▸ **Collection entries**
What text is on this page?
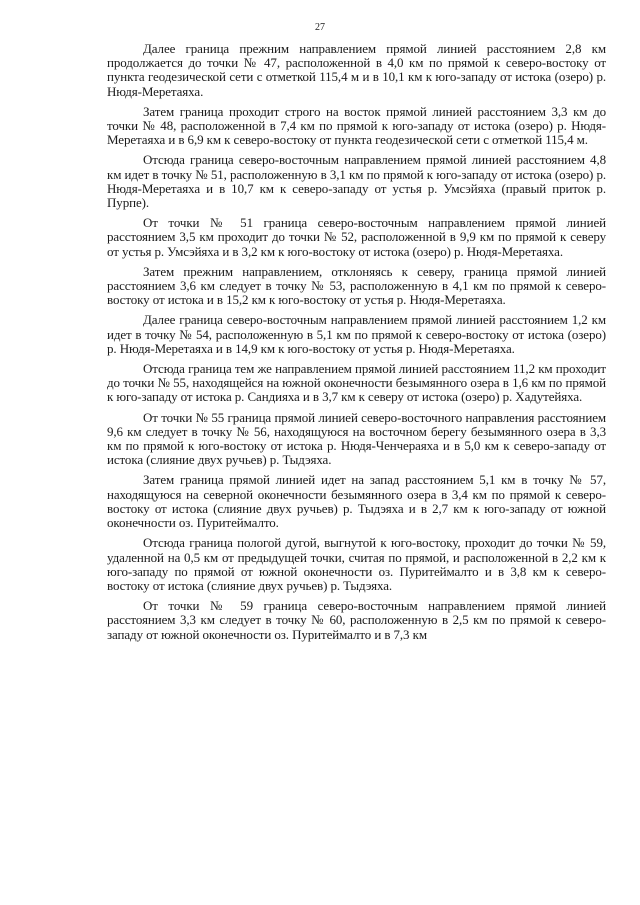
27

Далее граница прежним направлением прямой линией расстоянием 2,8 км продолжается до точки № 47, расположенной в 4,0 км по прямой к северо-востоку от пункта геодезической сети с отметкой 115,4 м и в 10,1 км к юго-западу от истока (озеро) р. Нюдя-Меретаяха.

Затем граница проходит строго на восток прямой линией расстоянием 3,3 км до точки № 48, расположенной в 7,4 км по прямой к юго-западу от истока (озеро) р. Нюдя-Меретаяха и в 6,9 км к северо-востоку от пункта геодезической сети с отметкой 115,4 м.

Отсюда граница северо-восточным направлением прямой линией расстоянием 4,8 км идет в точку № 51, расположенную в 3,1 км по прямой к юго-западу от истока (озеро) р. Нюдя-Меретаяха и в 10,7 км к северо-западу от устья р. Умсэйяха (правый приток р. Пурпе).

От точки № 51 граница северо-восточным направлением прямой линией расстоянием 3,5 км проходит до точки № 52, расположенной в 9,9 км по прямой к северу от устья р. Умсэйяха и в 3,2 км к юго-востоку от истока (озеро) р. Нюдя-Меретаяха.

Затем прежним направлением, отклоняясь к северу, граница прямой линией расстоянием 3,6 км следует в точку № 53, расположенную в 4,1 км по прямой к северо-востоку от истока и в 15,2 км к юго-востоку от устья р. Нюдя-Меретаяха.

Далее граница северо-восточным направлением прямой линией расстоянием 1,2 км идет в точку № 54, расположенную в 5,1 км по прямой к северо-востоку от истока (озеро) р. Нюдя-Меретаяха и в 14,9 км к юго-востоку от устья р. Нюдя-Меретаяха.

Отсюда граница тем же направлением прямой линией расстоянием 11,2 км проходит до точки № 55, находящейся на южной оконечности безымянного озера в 1,6 км по прямой к юго-западу от истока р. Сандияха и в 3,7 км к северу от истока (озеро) р. Хадутейяха.

От точки № 55 граница прямой линией северо-восточного направления расстоянием 9,6 км следует в точку № 56, находящуюся на восточном берегу безымянного озера в 3,3 км по прямой к юго-востоку от истока р. Нюдя-Ченчераяха и в 5,0 км к северо-западу от истока (слияние двух ручьев) р. Тыдэяха.

Затем граница прямой линией идет на запад расстоянием 5,1 км в точку № 57, находящуюся на северной оконечности безымянного озера в 3,4 км по прямой к северо-востоку от истока (слияние двух ручьев) р. Тыдэяха и в 2,7 км к юго-западу от южной оконечности оз. Пуритеймалто.

Отсюда граница пологой дугой, выгнутой к юго-востоку, проходит до точки № 59, удаленной на 0,5 км от предыдущей точки, считая по прямой, и расположенной в 2,2 км к юго-западу по прямой от южной оконечности оз. Пуритеймалто и в 3,8 км к северо-востоку от истока (слияние двух ручьев) р. Тыдэяха.

От точки № 59 граница северо-восточным направлением прямой линией расстоянием 3,3 км следует в точку № 60, расположенную в 2,5 км по прямой к северо-западу от южной оконечности оз. Пуритеймалто и в 7,3 км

▸ **EXERCISE TASK**
Leaving all pictures aside, quote each record exactly.

▸ **WORKED SOLUTION**
What text is on this page?
27

Далее граница прежним направлением прямой линией расстоянием 2,8 км продолжается до точки № 47, расположенной в 4,0 км по прямой к северо-востоку от пункта геодезической сети с отметкой 115,4 м и в 10,1 км к юго-западу от истока (озеро) р. Нюдя-Меретаяха.

Затем граница проходит строго на восток прямой линией расстоянием 3,3 км до точки № 48, расположенной в 7,4 км по прямой к юго-западу от истока (озеро) р. Нюдя-Меретаяха и в 6,9 км к северо-востоку от пункта геодезической сети с отметкой 115,4 м.

Отсюда граница северо-восточным направлением прямой линией расстоянием 4,8 км идет в точку № 51, расположенную в 3,1 км по прямой к юго-западу от истока (озеро) р. Нюдя-Меретаяха и в 10,7 км к северо-западу от устья р. Умсэйяха (правый приток р. Пурпе).

От точки № 51 граница северо-восточным направлением прямой линией расстоянием 3,5 км проходит до точки № 52, расположенной в 9,9 км по прямой к северу от устья р. Умсэйяха и в 3,2 км к юго-востоку от истока (озеро) р. Нюдя-Меретаяха.

Затем прежним направлением, отклоняясь к северу, граница прямой линией расстоянием 3,6 км следует в точку № 53, расположенную в 4,1 км по прямой к северо-востоку от истока и в 15,2 км к юго-востоку от устья р. Нюдя-Меретаяха.

Далее граница северо-восточным направлением прямой линией расстоянием 1,2 км идет в точку № 54, расположенную в 5,1 км по прямой к северо-востоку от истока (озеро) р. Нюдя-Меретаяха и в 14,9 км к юго-востоку от устья р. Нюдя-Меретаяха.

Отсюда граница тем же направлением прямой линией расстоянием 11,2 км проходит до точки № 55, находящейся на южной оконечности безымянного озера в 1,6 км по прямой к юго-западу от истока р. Сандияха и в 3,7 км к северу от истока (озеро) р. Хадутейяха.

От точки № 55 граница прямой линией северо-восточного направления расстоянием 9,6 км следует в точку № 56, находящуюся на восточном берегу безымянного озера в 3,3 км по прямой к юго-востоку от истока р. Нюдя-Ченчераяха и в 5,0 км к северо-западу от истока (слияние двух ручьев) р. Тыдэяха.

Затем граница прямой линией идет на запад расстоянием 5,1 км в точку № 57, находящуюся на северной оконечности безымянного озера в 3,4 км по прямой к северо-востоку от истока (слияние двух ручьев) р. Тыдэяха и в 2,7 км к юго-западу от южной оконечности оз. Пуритеймалто.

Отсюда граница пологой дугой, выгнутой к юго-востоку, проходит до точки № 59, удаленной на 0,5 км от предыдущей точки, считая по прямой, и расположенной в 2,2 км к юго-западу по прямой от южной оконечности оз. Пуритеймалто и в 3,8 км к северо-востоку от истока (слияние двух ручьев) р. Тыдэяха.

От точки № 59 граница северо-восточным направлением прямой линией расстоянием 3,3 км следует в точку № 60, расположенную в 2,5 км по прямой к северо-западу от южной оконечности оз. Пуритеймалто и в 7,3 км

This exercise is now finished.